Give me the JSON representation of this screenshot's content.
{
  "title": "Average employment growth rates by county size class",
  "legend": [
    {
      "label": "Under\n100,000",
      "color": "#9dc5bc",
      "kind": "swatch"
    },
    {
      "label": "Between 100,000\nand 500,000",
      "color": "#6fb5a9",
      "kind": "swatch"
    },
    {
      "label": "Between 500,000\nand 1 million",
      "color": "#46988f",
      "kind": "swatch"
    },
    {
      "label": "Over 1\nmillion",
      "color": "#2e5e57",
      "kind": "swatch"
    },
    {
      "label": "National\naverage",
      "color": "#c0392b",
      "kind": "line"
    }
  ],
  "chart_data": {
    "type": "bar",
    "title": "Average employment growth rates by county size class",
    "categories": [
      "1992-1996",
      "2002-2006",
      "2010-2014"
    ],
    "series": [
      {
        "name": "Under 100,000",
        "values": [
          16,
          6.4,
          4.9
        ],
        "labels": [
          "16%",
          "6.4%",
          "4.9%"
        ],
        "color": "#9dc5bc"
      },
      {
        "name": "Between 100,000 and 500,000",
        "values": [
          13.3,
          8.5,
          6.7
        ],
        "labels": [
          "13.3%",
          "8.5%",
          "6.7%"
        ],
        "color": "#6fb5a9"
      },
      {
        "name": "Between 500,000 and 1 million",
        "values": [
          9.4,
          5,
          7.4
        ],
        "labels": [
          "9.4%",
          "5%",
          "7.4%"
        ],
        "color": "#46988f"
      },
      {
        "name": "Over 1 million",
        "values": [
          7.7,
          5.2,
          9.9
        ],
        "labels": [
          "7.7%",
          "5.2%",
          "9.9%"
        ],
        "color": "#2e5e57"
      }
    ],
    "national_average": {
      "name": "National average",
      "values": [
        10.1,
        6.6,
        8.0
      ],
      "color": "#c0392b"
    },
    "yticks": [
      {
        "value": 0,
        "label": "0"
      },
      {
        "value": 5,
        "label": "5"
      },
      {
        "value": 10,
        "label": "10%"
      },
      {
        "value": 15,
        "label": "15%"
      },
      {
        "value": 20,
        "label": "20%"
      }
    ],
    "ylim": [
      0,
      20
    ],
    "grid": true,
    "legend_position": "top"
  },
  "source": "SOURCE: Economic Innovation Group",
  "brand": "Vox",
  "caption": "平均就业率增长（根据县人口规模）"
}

+--

Output all records verbatim.

:: Solved problem ::
Give me the JSON representation of this screenshot's content.
{
  "title": "Average employment growth rates by county size class",
  "legend": [
    {
      "label": "Under\n100,000",
      "color": "#9dc5bc",
      "kind": "swatch"
    },
    {
      "label": "Between 100,000\nand 500,000",
      "color": "#6fb5a9",
      "kind": "swatch"
    },
    {
      "label": "Between 500,000\nand 1 million",
      "color": "#46988f",
      "kind": "swatch"
    },
    {
      "label": "Over 1\nmillion",
      "color": "#2e5e57",
      "kind": "swatch"
    },
    {
      "label": "National\naverage",
      "color": "#c0392b",
      "kind": "line"
    }
  ],
  "chart_data": {
    "type": "bar",
    "title": "Average employment growth rates by county size class",
    "categories": [
      "1992-1996",
      "2002-2006",
      "2010-2014"
    ],
    "series": [
      {
        "name": "Under 100,000",
        "values": [
          16,
          6.4,
          4.9
        ],
        "labels": [
          "16%",
          "6.4%",
          "4.9%"
        ],
        "color": "#9dc5bc"
      },
      {
        "name": "Between 100,000 and 500,000",
        "values": [
          13.3,
          8.5,
          6.7
        ],
        "labels": [
          "13.3%",
          "8.5%",
          "6.7%"
        ],
        "color": "#6fb5a9"
      },
      {
        "name": "Between 500,000 and 1 million",
        "values": [
          9.4,
          5,
          7.4
        ],
        "labels": [
          "9.4%",
          "5%",
          "7.4%"
        ],
        "color": "#46988f"
      },
      {
        "name": "Over 1 million",
        "values": [
          7.7,
          5.2,
          9.9
        ],
        "labels": [
          "7.7%",
          "5.2%",
          "9.9%"
        ],
        "color": "#2e5e57"
      }
    ],
    "national_average": {
      "name": "National average",
      "values": [
        10.1,
        6.6,
        8.0
      ],
      "color": "#c0392b"
    },
    "yticks": [
      {
        "value": 0,
        "label": "0"
      },
      {
        "value": 5,
        "label": "5"
      },
      {
        "value": 10,
        "label": "10%"
      },
      {
        "value": 15,
        "label": "15%"
      },
      {
        "value": 20,
        "label": "20%"
      }
    ],
    "ylim": [
      0,
      20
    ],
    "grid": true,
    "legend_position": "top"
  },
  "source": "SOURCE: Economic Innovation Group",
  "brand": "Vox",
  "caption": "平均就业率增长（根据县人口规模）"
}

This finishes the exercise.